| Stated problem |
Give every line from the entries that contains "background".

| Supplied data |
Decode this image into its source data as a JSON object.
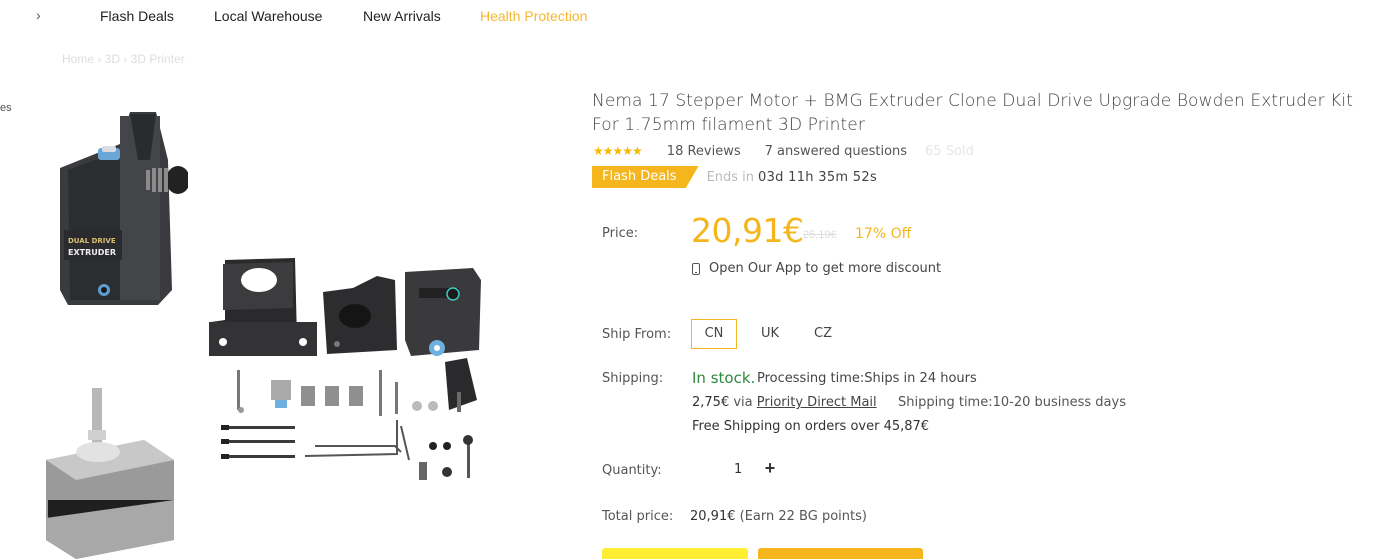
{
  "nav": {
    "chevron": "›",
    "items": [
      "Flash Deals",
      "Local Warehouse",
      "New Arrivals",
      "Health Protection"
    ]
  },
  "breadcrumb": "Home  ›  3D  ›  3D Printer",
  "side_fragment": "es",
  "product": {
    "title": "Nema 17 Stepper Motor + BMG Extruder Clone Dual Drive Upgrade Bowden Extruder Kit For 1.75mm filament 3D Printer",
    "stars": "★★★★★",
    "rating": 5,
    "reviews": "18 Reviews",
    "questions": "7 answered questions",
    "faded_meta": "65 Sold",
    "image_brand_line1": "DUAL DRIVE",
    "image_brand_line2": "EXTRUDER"
  },
  "flash": {
    "badge": "Flash Deals",
    "ends_label": "Ends in",
    "countdown": "03d 11h 35m 52s"
  },
  "price": {
    "label": "Price:",
    "current": "20,91€",
    "original": "25,19€",
    "discount": "17% Off",
    "app_promo": "Open Our App to get more discount"
  },
  "ship_from": {
    "label": "Ship From:",
    "options": [
      "CN",
      "UK",
      "CZ"
    ],
    "selected": "CN"
  },
  "shipping": {
    "label": "Shipping:",
    "stock": "In stock.",
    "processing": "Processing time:Ships in 24 hours",
    "cost": "2,75€",
    "via": "via",
    "method": "Priority Direct Mail",
    "ship_time": "Shipping time:10-20 business days",
    "free": "Free Shipping on orders over 45,87€"
  },
  "quantity": {
    "label": "Quantity:",
    "value": "1",
    "plus": "+"
  },
  "total": {
    "label": "Total price:",
    "value": "20,91€",
    "earn": "(Earn 22 BG points)"
  },
  "colors": {
    "accent": "#f5b51c",
    "cart_button": "#ffee33",
    "in_stock": "#2d8a3f",
    "nav_highlight": "#f7b731"
  }
}
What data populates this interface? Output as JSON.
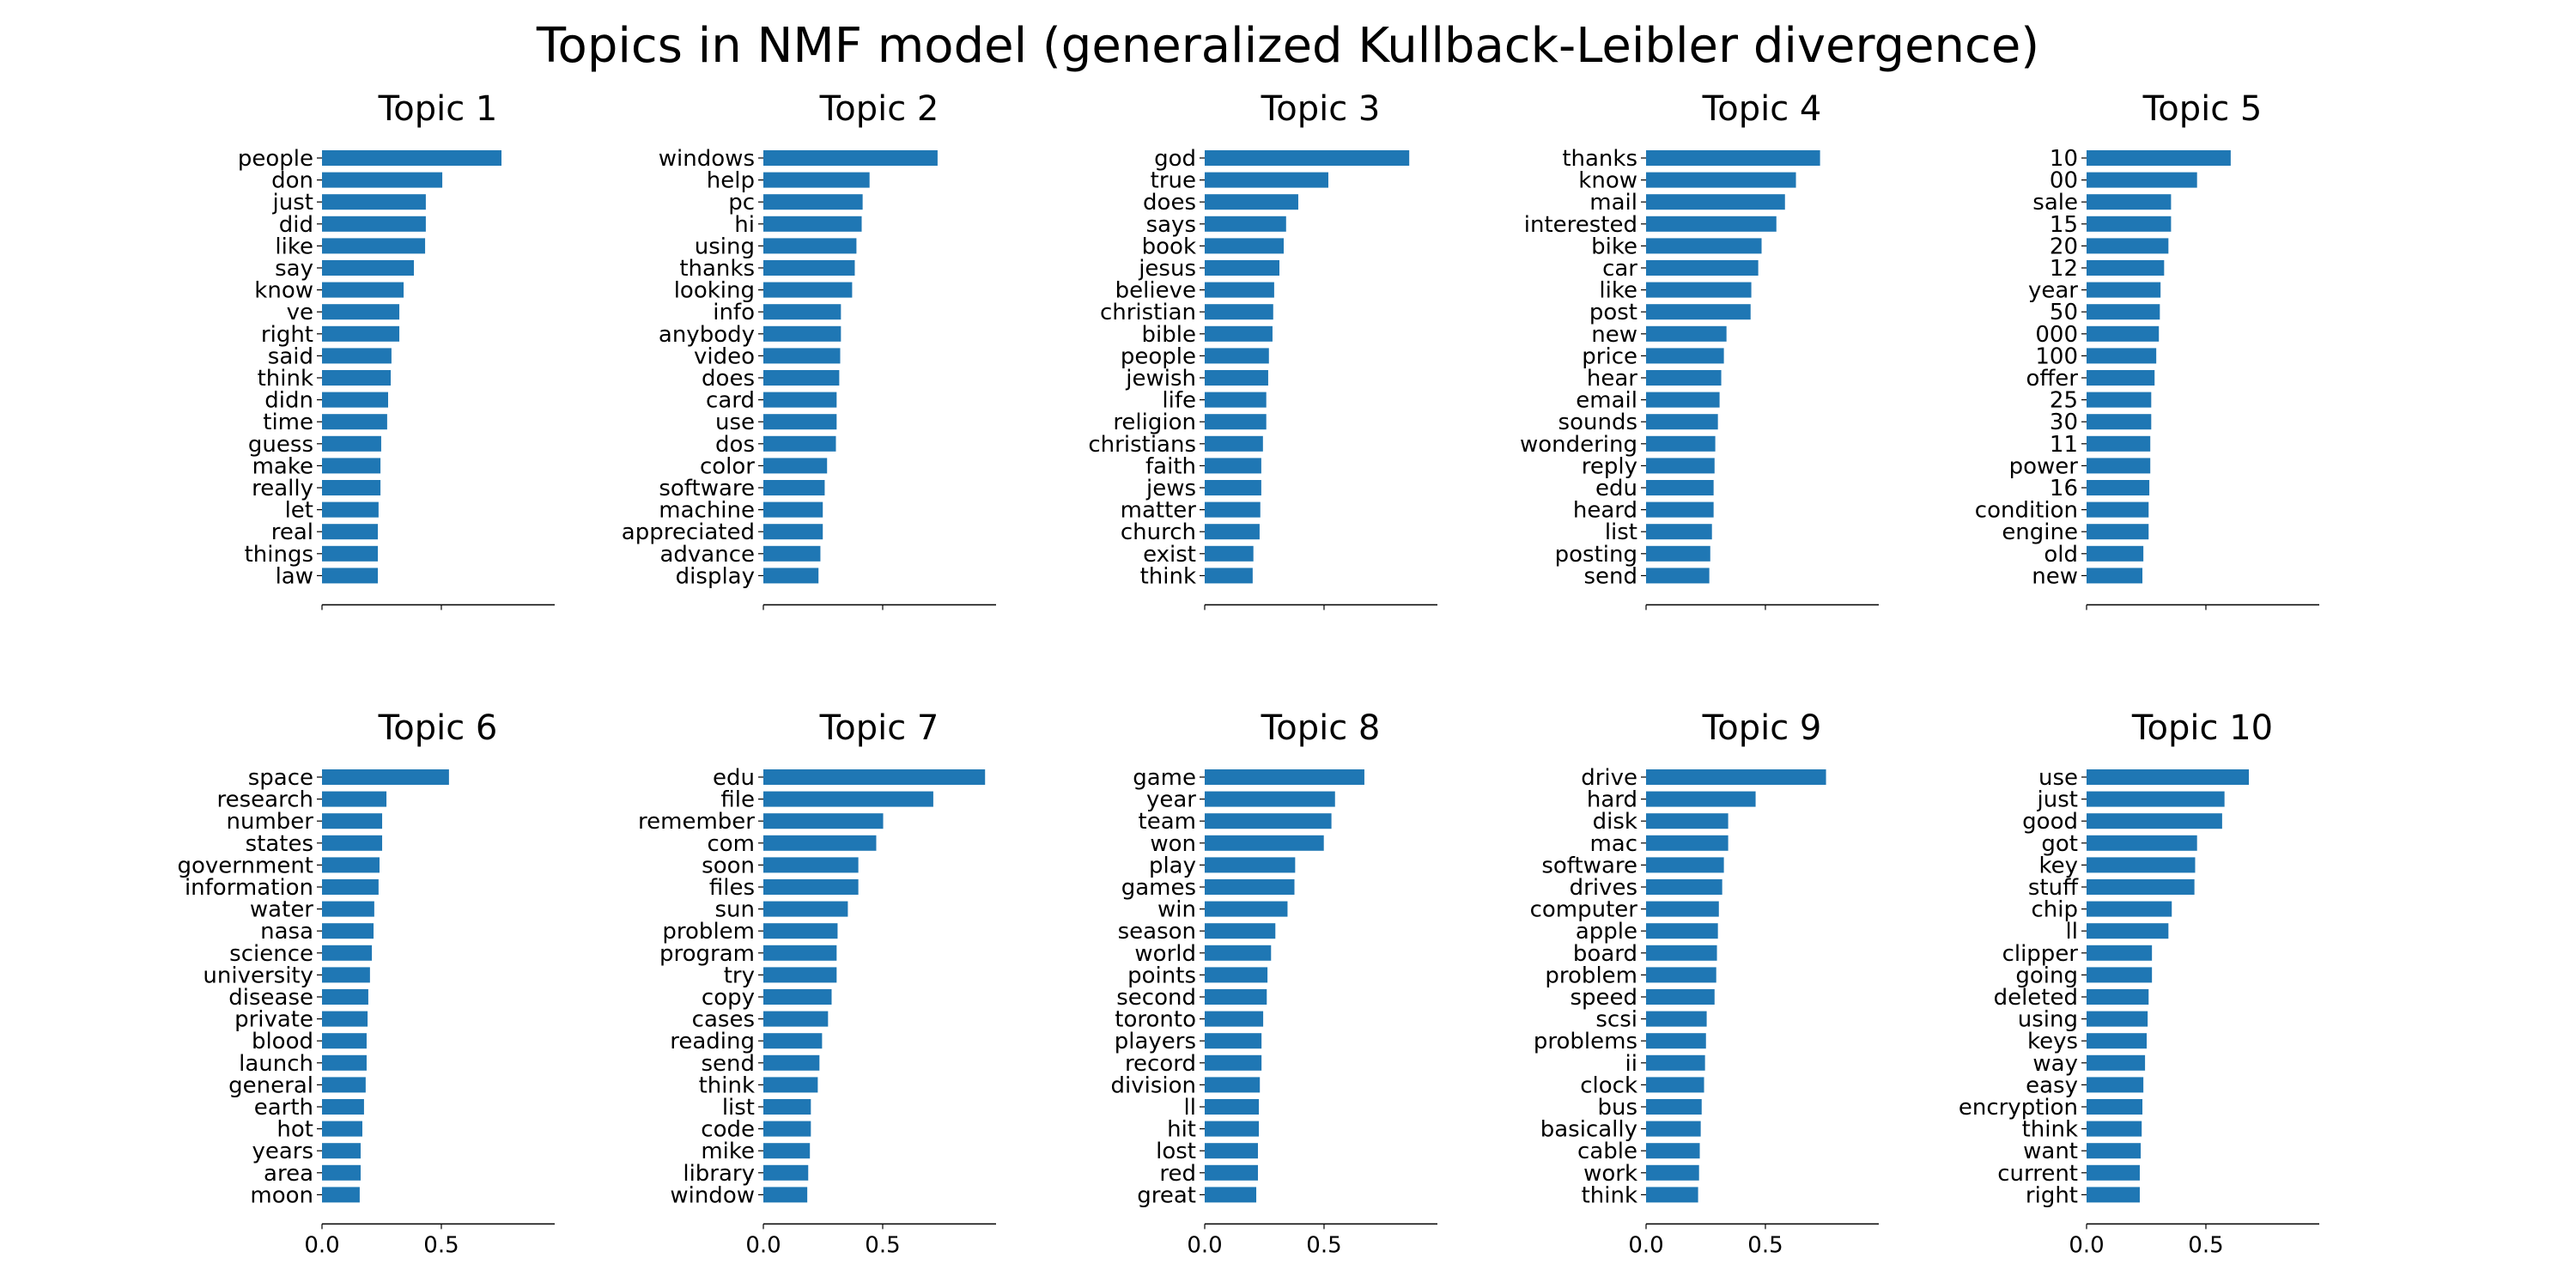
{
  "chart_data": {
    "type": "bar",
    "orientation": "horizontal",
    "title": "Topics in NMF model (generalized Kullback-Leibler divergence)",
    "bar_color": "#1f77b4",
    "xlim": [
      0,
      0.975
    ],
    "xticks": [
      "0.0",
      "0.5"
    ],
    "xtick_values": [
      0,
      0.5
    ],
    "xtick_labels_visible_on": "bottom-row",
    "grid": false,
    "panels": [
      {
        "title": "Topic 1",
        "categories": [
          "people",
          "don",
          "just",
          "did",
          "like",
          "say",
          "know",
          "ve",
          "right",
          "said",
          "think",
          "didn",
          "time",
          "guess",
          "make",
          "really",
          "let",
          "real",
          "things",
          "law"
        ],
        "values": [
          0.752,
          0.504,
          0.435,
          0.435,
          0.432,
          0.385,
          0.342,
          0.324,
          0.324,
          0.291,
          0.288,
          0.277,
          0.273,
          0.248,
          0.245,
          0.245,
          0.237,
          0.234,
          0.234,
          0.234
        ]
      },
      {
        "title": "Topic 2",
        "categories": [
          "windows",
          "help",
          "pc",
          "hi",
          "using",
          "thanks",
          "looking",
          "info",
          "anybody",
          "video",
          "does",
          "card",
          "use",
          "dos",
          "color",
          "software",
          "machine",
          "appreciated",
          "advance",
          "display"
        ],
        "values": [
          0.73,
          0.445,
          0.416,
          0.412,
          0.39,
          0.383,
          0.372,
          0.325,
          0.325,
          0.322,
          0.318,
          0.307,
          0.307,
          0.304,
          0.267,
          0.257,
          0.249,
          0.249,
          0.239,
          0.231
        ]
      },
      {
        "title": "Topic 3",
        "categories": [
          "god",
          "true",
          "does",
          "says",
          "book",
          "jesus",
          "believe",
          "christian",
          "bible",
          "people",
          "jewish",
          "life",
          "religion",
          "christians",
          "faith",
          "jews",
          "matter",
          "church",
          "exist",
          "think"
        ],
        "values": [
          0.857,
          0.518,
          0.392,
          0.341,
          0.331,
          0.313,
          0.291,
          0.287,
          0.284,
          0.269,
          0.266,
          0.258,
          0.258,
          0.244,
          0.237,
          0.237,
          0.233,
          0.23,
          0.204,
          0.201
        ]
      },
      {
        "title": "Topic 4",
        "categories": [
          "thanks",
          "know",
          "mail",
          "interested",
          "bike",
          "car",
          "like",
          "post",
          "new",
          "price",
          "hear",
          "email",
          "sounds",
          "wondering",
          "reply",
          "edu",
          "heard",
          "list",
          "posting",
          "send"
        ],
        "values": [
          0.729,
          0.628,
          0.582,
          0.546,
          0.484,
          0.47,
          0.441,
          0.438,
          0.337,
          0.326,
          0.315,
          0.308,
          0.301,
          0.29,
          0.287,
          0.283,
          0.283,
          0.276,
          0.269,
          0.265
        ]
      },
      {
        "title": "Topic 5",
        "categories": [
          "10",
          "00",
          "sale",
          "15",
          "20",
          "12",
          "year",
          "50",
          "000",
          "100",
          "offer",
          "25",
          "30",
          "11",
          "power",
          "16",
          "condition",
          "engine",
          "old",
          "new"
        ],
        "values": [
          0.604,
          0.463,
          0.354,
          0.354,
          0.343,
          0.325,
          0.31,
          0.307,
          0.303,
          0.292,
          0.285,
          0.271,
          0.271,
          0.267,
          0.267,
          0.263,
          0.26,
          0.26,
          0.238,
          0.234
        ]
      },
      {
        "title": "Topic 6",
        "categories": [
          "space",
          "research",
          "number",
          "states",
          "government",
          "information",
          "water",
          "nasa",
          "science",
          "university",
          "disease",
          "private",
          "blood",
          "launch",
          "general",
          "earth",
          "hot",
          "years",
          "area",
          "moon"
        ],
        "values": [
          0.532,
          0.27,
          0.252,
          0.252,
          0.241,
          0.237,
          0.219,
          0.216,
          0.209,
          0.201,
          0.194,
          0.191,
          0.187,
          0.187,
          0.183,
          0.176,
          0.169,
          0.162,
          0.162,
          0.158
        ]
      },
      {
        "title": "Topic 7",
        "categories": [
          "edu",
          "file",
          "remember",
          "com",
          "soon",
          "files",
          "sun",
          "problem",
          "program",
          "try",
          "copy",
          "cases",
          "reading",
          "send",
          "think",
          "list",
          "code",
          "mike",
          "library",
          "window"
        ],
        "values": [
          0.929,
          0.712,
          0.502,
          0.473,
          0.398,
          0.398,
          0.354,
          0.311,
          0.307,
          0.307,
          0.286,
          0.271,
          0.246,
          0.235,
          0.228,
          0.199,
          0.199,
          0.195,
          0.188,
          0.184
        ]
      },
      {
        "title": "Topic 8",
        "categories": [
          "game",
          "year",
          "team",
          "won",
          "play",
          "games",
          "win",
          "season",
          "world",
          "points",
          "second",
          "toronto",
          "players",
          "record",
          "division",
          "ll",
          "hit",
          "lost",
          "red",
          "great"
        ],
        "values": [
          0.669,
          0.546,
          0.531,
          0.499,
          0.379,
          0.376,
          0.347,
          0.296,
          0.278,
          0.263,
          0.26,
          0.245,
          0.238,
          0.238,
          0.231,
          0.227,
          0.227,
          0.223,
          0.223,
          0.216
        ]
      },
      {
        "title": "Topic 9",
        "categories": [
          "drive",
          "hard",
          "disk",
          "mac",
          "software",
          "drives",
          "computer",
          "apple",
          "board",
          "problem",
          "speed",
          "scsi",
          "problems",
          "ii",
          "clock",
          "bus",
          "basically",
          "cable",
          "work",
          "think"
        ],
        "values": [
          0.754,
          0.459,
          0.344,
          0.344,
          0.326,
          0.319,
          0.305,
          0.301,
          0.297,
          0.294,
          0.287,
          0.254,
          0.251,
          0.247,
          0.243,
          0.233,
          0.229,
          0.225,
          0.222,
          0.218
        ]
      },
      {
        "title": "Topic 10",
        "categories": [
          "use",
          "just",
          "good",
          "got",
          "key",
          "stuff",
          "chip",
          "ll",
          "clipper",
          "going",
          "deleted",
          "using",
          "keys",
          "way",
          "easy",
          "encryption",
          "think",
          "want",
          "current",
          "right"
        ],
        "values": [
          0.68,
          0.578,
          0.568,
          0.463,
          0.455,
          0.452,
          0.357,
          0.343,
          0.274,
          0.274,
          0.26,
          0.256,
          0.252,
          0.245,
          0.238,
          0.234,
          0.231,
          0.227,
          0.223,
          0.223
        ]
      }
    ]
  }
}
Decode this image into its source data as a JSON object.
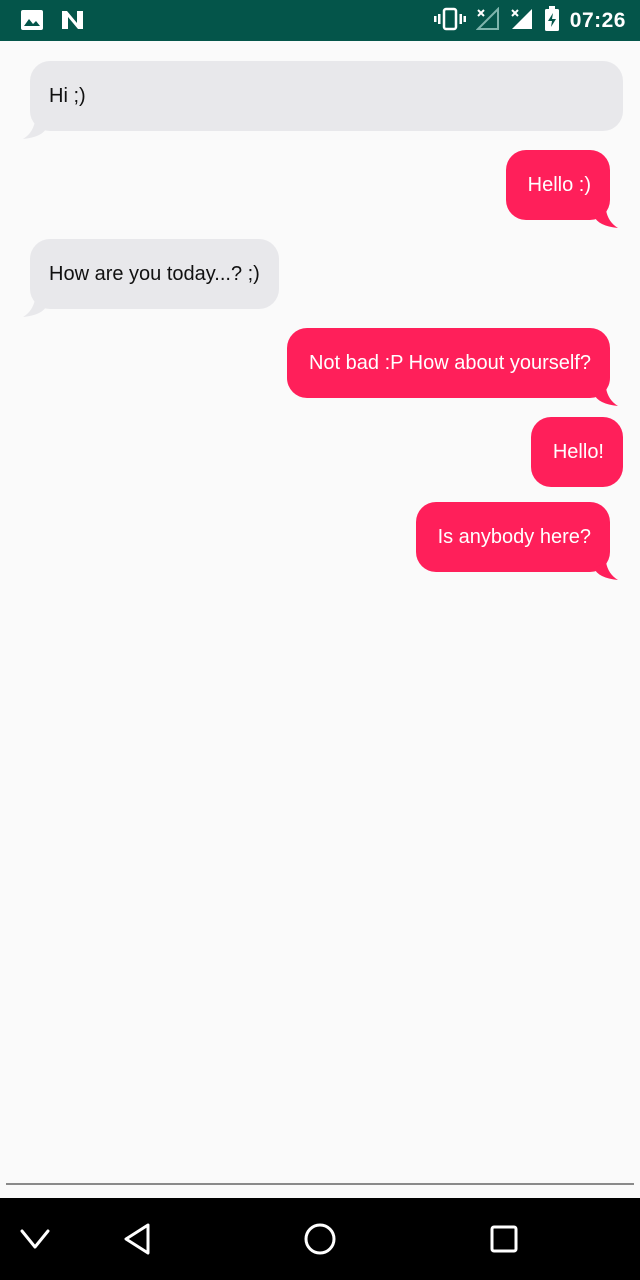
{
  "status_bar": {
    "time": "07:26",
    "left_icons": [
      "image-icon",
      "n-app-icon"
    ],
    "right_icons": [
      "vibrate-icon",
      "no-signal-icon",
      "cell-signal-icon",
      "battery-charging-icon"
    ],
    "background": "#04554a"
  },
  "messages": [
    {
      "direction": "incoming",
      "text": "Hi ;)"
    },
    {
      "direction": "outgoing",
      "text": "Hello :)"
    },
    {
      "direction": "incoming",
      "text": "How are you today...? ;)"
    },
    {
      "direction": "outgoing",
      "text": "Not bad :P How about yourself?"
    },
    {
      "direction": "outgoing",
      "text": "Hello!"
    },
    {
      "direction": "outgoing",
      "text": "Is anybody here?"
    }
  ],
  "colors": {
    "incoming_bubble": "#e8e8eb",
    "outgoing_bubble": "#ff1f5a",
    "background": "#fafafa"
  },
  "nav_bar": {
    "buttons": [
      "hide-keyboard-icon",
      "back-icon",
      "home-icon",
      "recents-icon"
    ]
  }
}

| Answer below |
    "background": "#04554a"
    "background": "#fafafa"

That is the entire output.